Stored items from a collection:
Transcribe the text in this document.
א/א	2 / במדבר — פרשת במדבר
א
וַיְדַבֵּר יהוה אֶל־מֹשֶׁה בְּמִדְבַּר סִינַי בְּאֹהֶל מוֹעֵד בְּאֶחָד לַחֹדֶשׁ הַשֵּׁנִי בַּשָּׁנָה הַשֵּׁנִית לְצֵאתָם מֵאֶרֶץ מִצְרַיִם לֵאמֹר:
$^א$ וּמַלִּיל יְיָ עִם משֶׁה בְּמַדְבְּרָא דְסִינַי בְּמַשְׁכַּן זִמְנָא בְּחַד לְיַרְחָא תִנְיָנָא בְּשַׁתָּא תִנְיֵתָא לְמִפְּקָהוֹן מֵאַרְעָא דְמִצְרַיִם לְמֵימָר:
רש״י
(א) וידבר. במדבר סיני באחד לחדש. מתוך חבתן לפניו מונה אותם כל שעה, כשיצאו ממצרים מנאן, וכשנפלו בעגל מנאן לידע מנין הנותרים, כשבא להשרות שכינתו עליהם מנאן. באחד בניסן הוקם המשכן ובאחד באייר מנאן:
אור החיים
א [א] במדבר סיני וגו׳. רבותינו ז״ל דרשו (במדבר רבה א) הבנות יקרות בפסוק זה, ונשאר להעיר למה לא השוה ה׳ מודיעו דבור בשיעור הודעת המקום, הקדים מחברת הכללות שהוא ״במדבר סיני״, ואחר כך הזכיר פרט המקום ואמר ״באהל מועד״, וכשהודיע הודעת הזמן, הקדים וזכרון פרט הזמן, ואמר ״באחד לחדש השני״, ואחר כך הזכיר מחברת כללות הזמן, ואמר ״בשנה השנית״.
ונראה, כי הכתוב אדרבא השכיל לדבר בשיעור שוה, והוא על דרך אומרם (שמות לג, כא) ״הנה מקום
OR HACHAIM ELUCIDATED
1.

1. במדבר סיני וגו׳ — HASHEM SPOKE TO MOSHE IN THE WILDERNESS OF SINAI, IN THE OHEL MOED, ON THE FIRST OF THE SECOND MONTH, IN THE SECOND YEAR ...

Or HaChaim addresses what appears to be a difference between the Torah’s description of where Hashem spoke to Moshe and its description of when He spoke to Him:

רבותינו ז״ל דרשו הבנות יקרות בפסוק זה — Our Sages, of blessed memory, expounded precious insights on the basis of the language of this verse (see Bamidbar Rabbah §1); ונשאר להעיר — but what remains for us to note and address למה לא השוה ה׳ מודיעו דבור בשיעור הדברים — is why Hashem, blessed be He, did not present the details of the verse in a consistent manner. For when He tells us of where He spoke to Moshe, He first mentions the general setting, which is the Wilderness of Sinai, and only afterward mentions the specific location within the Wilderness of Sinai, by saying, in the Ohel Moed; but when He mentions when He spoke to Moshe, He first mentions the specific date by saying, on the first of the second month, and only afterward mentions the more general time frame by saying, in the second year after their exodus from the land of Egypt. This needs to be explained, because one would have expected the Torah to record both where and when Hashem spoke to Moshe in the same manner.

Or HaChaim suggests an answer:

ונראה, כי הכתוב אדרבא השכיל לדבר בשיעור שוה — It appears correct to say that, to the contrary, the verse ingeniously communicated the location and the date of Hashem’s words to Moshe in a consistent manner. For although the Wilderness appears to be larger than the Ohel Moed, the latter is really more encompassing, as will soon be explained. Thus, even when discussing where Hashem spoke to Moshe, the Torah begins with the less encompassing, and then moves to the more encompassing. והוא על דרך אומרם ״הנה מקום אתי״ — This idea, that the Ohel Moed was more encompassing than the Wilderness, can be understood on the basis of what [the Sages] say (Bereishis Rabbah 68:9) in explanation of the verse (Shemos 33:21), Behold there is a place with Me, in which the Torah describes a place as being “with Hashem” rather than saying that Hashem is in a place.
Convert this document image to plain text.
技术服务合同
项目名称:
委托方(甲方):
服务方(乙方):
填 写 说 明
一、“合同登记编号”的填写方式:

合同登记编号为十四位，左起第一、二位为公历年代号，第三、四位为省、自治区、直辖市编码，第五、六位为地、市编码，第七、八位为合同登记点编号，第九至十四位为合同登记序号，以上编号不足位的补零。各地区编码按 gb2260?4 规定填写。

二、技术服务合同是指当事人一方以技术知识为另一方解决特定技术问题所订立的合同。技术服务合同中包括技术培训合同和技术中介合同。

YOUR GOAL: Which lines run from the one containing "Convert this document image to plain text." to the end of the entries above? Quote exactly those, and only those.

TASK OUTPUT:
Convert this document image to plain text.
技术服务合同
项目名称:
委托方(甲方):
服务方(乙方):
填 写 说 明
一、“合同登记编号”的填写方式:

合同登记编号为十四位，左起第一、二位为公历年代号，第三、四位为省、自治区、直辖市编码，第五、六位为地、市编码，第七、八位为合同登记点编号，第九至十四位为合同登记序号，以上编号不足位的补零。各地区编码按 gb2260?4 规定填写。

二、技术服务合同是指当事人一方以技术知识为另一方解决特定技术问题所订立的合同。技术服务合同中包括技术培训合同和技术中介合同。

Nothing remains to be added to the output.